Show, in full, each line of the data that contains "text".

═══ Materials provided ═══

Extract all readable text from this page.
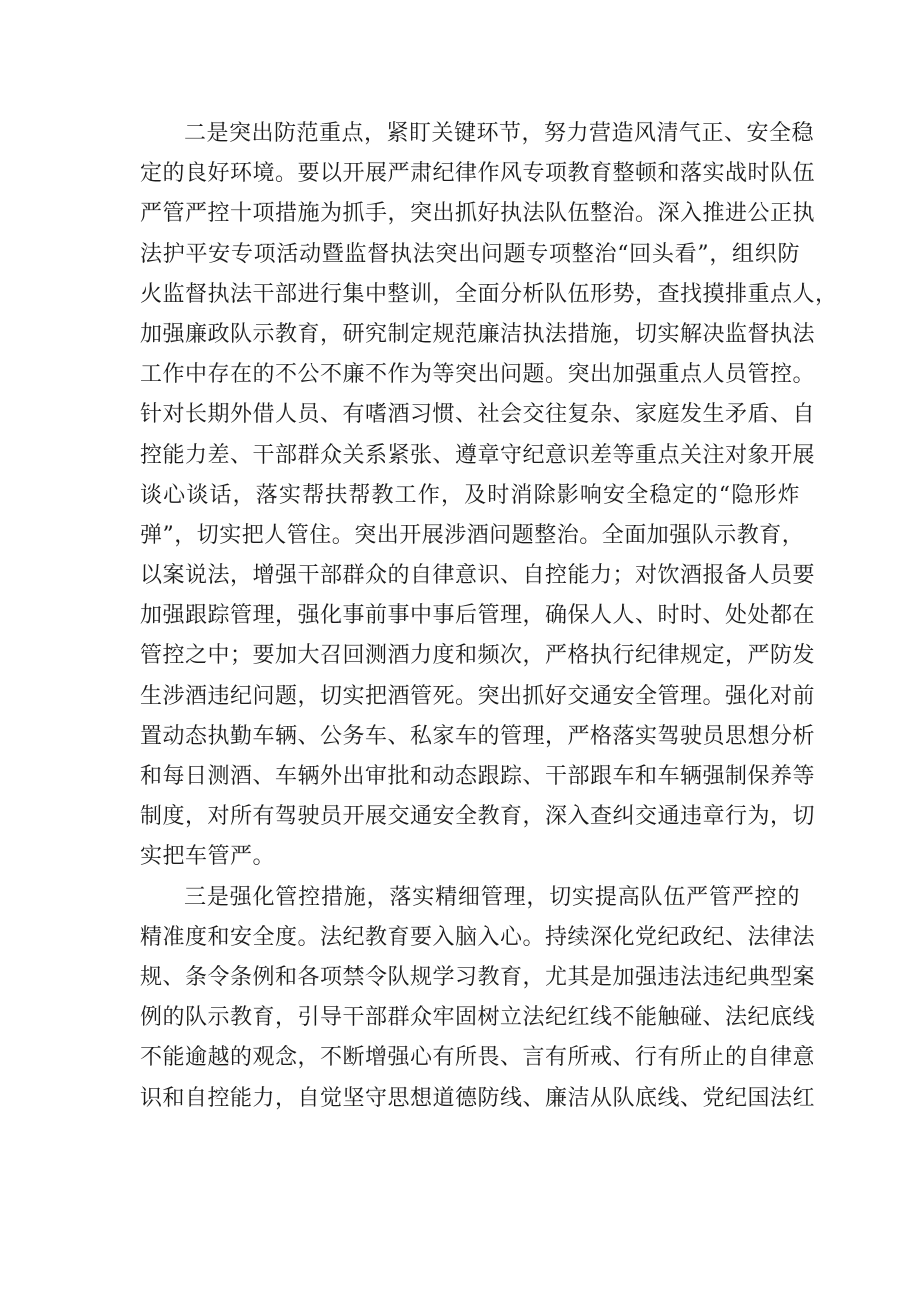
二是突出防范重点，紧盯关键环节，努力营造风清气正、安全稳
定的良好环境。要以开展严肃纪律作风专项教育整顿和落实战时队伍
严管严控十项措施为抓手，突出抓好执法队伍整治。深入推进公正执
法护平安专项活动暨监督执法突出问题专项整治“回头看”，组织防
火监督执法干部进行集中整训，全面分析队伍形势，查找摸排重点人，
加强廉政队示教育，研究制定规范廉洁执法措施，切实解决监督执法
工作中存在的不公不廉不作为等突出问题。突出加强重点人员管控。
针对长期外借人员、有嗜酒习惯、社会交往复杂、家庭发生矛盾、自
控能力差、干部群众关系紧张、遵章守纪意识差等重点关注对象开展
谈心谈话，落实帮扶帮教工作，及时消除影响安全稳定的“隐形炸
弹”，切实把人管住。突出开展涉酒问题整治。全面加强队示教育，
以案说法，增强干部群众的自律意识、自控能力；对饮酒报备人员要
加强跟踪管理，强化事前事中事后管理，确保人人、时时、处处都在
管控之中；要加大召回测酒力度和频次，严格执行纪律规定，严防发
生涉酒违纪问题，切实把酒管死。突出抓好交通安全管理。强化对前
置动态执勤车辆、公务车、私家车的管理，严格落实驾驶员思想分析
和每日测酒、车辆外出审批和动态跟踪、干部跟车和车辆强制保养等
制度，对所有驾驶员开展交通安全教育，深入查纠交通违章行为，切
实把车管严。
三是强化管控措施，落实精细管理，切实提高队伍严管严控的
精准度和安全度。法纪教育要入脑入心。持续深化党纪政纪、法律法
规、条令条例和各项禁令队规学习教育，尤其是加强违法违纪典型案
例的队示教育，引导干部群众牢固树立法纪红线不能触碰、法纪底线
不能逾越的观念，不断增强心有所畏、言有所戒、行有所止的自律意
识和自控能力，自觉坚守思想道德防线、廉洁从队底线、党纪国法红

═══
═══ Materials provided ═══

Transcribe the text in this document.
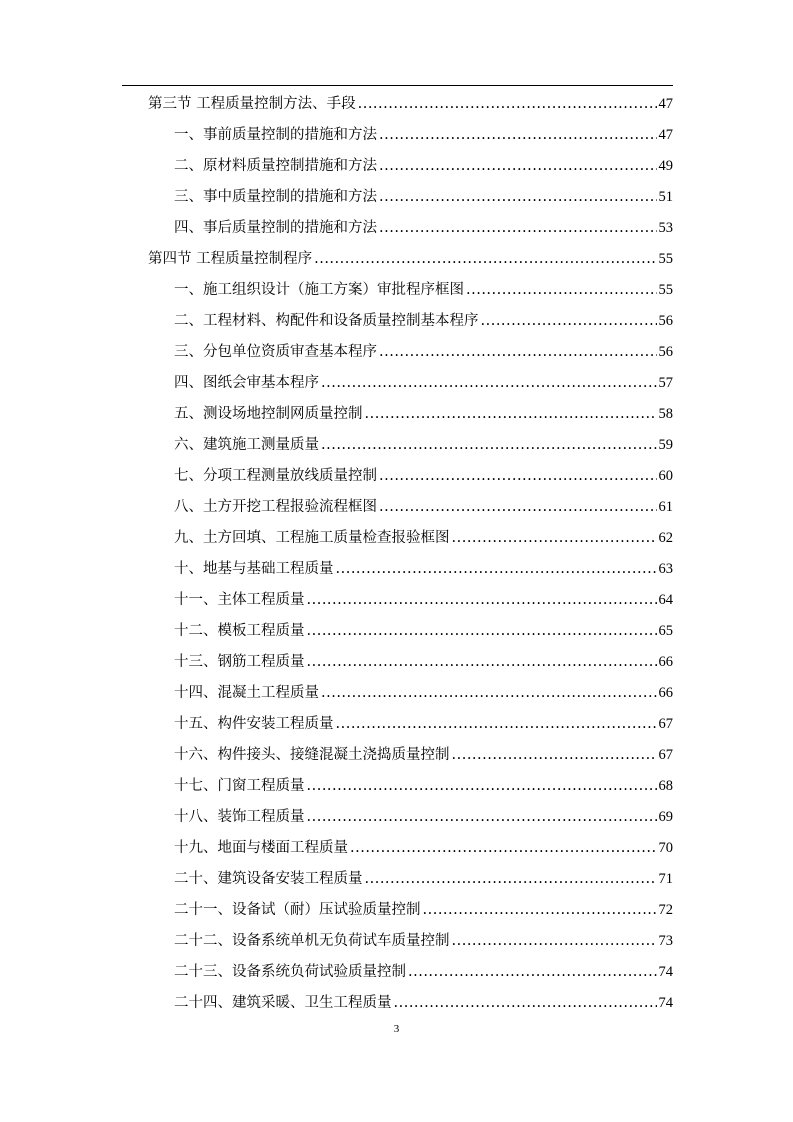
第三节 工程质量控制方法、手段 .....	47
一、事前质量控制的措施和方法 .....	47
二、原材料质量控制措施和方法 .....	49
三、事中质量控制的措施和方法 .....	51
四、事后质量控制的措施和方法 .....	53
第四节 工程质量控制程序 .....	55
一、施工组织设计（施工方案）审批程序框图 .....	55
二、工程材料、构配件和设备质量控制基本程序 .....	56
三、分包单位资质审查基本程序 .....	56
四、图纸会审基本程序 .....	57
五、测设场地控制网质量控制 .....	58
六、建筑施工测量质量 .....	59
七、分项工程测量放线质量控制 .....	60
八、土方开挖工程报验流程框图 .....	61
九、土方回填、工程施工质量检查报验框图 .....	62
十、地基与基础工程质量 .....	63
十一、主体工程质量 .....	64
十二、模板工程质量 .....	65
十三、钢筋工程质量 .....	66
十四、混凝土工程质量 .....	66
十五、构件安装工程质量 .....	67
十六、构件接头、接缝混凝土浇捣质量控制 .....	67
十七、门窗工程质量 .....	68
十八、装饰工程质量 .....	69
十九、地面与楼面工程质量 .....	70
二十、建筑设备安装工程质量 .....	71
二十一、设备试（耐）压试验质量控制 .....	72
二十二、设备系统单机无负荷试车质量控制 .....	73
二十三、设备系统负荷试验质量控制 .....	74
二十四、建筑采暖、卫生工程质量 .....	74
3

═══

* [Response to this task]:
Extract all readable text from this page.
Transcribe the text in this document.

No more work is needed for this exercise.